Entries>
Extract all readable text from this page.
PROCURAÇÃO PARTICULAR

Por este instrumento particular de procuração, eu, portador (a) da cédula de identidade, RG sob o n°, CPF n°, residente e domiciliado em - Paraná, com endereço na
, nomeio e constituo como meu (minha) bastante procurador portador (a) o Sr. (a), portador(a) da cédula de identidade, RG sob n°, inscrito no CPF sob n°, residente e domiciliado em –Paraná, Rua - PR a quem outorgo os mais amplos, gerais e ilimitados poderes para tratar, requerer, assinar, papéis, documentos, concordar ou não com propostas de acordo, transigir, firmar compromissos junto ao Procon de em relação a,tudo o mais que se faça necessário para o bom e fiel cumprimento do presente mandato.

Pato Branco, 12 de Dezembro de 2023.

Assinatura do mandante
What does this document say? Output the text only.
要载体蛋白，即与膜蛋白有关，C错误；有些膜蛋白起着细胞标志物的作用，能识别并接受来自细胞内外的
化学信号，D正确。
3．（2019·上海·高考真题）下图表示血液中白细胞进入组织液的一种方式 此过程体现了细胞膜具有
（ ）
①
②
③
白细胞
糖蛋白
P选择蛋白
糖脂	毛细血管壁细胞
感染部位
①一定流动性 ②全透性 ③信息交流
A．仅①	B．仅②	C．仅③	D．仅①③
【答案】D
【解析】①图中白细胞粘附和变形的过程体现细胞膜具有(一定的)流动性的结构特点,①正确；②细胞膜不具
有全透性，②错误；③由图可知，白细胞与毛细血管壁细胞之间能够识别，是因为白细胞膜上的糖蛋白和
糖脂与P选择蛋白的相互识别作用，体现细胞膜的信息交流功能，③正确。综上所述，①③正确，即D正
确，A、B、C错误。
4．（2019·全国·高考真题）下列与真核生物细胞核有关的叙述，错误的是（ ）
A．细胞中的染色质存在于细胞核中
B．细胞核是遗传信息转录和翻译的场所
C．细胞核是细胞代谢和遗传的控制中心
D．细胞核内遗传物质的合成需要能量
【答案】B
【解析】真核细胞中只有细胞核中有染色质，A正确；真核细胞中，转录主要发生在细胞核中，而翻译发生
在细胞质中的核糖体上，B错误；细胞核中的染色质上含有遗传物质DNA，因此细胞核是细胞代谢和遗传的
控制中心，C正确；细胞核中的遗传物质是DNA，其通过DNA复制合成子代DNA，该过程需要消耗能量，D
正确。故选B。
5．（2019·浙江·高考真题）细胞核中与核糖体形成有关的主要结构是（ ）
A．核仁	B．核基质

Instructions for the task>
Give the listing above again, word for word.

Answer to the task>
Extract all readable text from this page.
PROCURAÇÃO PARTICULAR

Por este instrumento particular de procuração, eu, portador (a) da cédula de identidade, RG sob o n°, CPF n°, residente e domiciliado em - Paraná, com endereço na
, nomeio e constituo como meu (minha) bastante procurador portador (a) o Sr. (a), portador(a) da cédula de identidade, RG sob n°, inscrito no CPF sob n°, residente e domiciliado em –Paraná, Rua - PR a quem outorgo os mais amplos, gerais e ilimitados poderes para tratar, requerer, assinar, papéis, documentos, concordar ou não com propostas de acordo, transigir, firmar compromissos junto ao Procon de em relação a,tudo o mais que se faça necessário para o bom e fiel cumprimento do presente mandato.

Pato Branco, 12 de Dezembro de 2023.

Assinatura do mandante
What does this document say? Output the text only.
要载体蛋白，即与膜蛋白有关，C错误；有些膜蛋白起着细胞标志物的作用，能识别并接受来自细胞内外的
化学信号，D正确。
3．（2019·上海·高考真题）下图表示血液中白细胞进入组织液的一种方式 此过程体现了细胞膜具有
（ ）
①
②
③
白细胞
糖蛋白
P选择蛋白
糖脂	毛细血管壁细胞
感染部位
①一定流动性 ②全透性 ③信息交流
A．仅①	B．仅②	C．仅③	D．仅①③
【答案】D
【解析】①图中白细胞粘附和变形的过程体现细胞膜具有(一定的)流动性的结构特点,①正确；②细胞膜不具
有全透性，②错误；③由图可知，白细胞与毛细血管壁细胞之间能够识别，是因为白细胞膜上的糖蛋白和
糖脂与P选择蛋白的相互识别作用，体现细胞膜的信息交流功能，③正确。综上所述，①③正确，即D正
确，A、B、C错误。
4．（2019·全国·高考真题）下列与真核生物细胞核有关的叙述，错误的是（ ）
A．细胞中的染色质存在于细胞核中
B．细胞核是遗传信息转录和翻译的场所
C．细胞核是细胞代谢和遗传的控制中心
D．细胞核内遗传物质的合成需要能量
【答案】B
【解析】真核细胞中只有细胞核中有染色质，A正确；真核细胞中，转录主要发生在细胞核中，而翻译发生
在细胞质中的核糖体上，B错误；细胞核中的染色质上含有遗传物质DNA，因此细胞核是细胞代谢和遗传的
控制中心，C正确；细胞核中的遗传物质是DNA，其通过DNA复制合成子代DNA，该过程需要消耗能量，D
正确。故选B。
5．（2019·浙江·高考真题）细胞核中与核糖体形成有关的主要结构是（ ）
A．核仁	B．核基质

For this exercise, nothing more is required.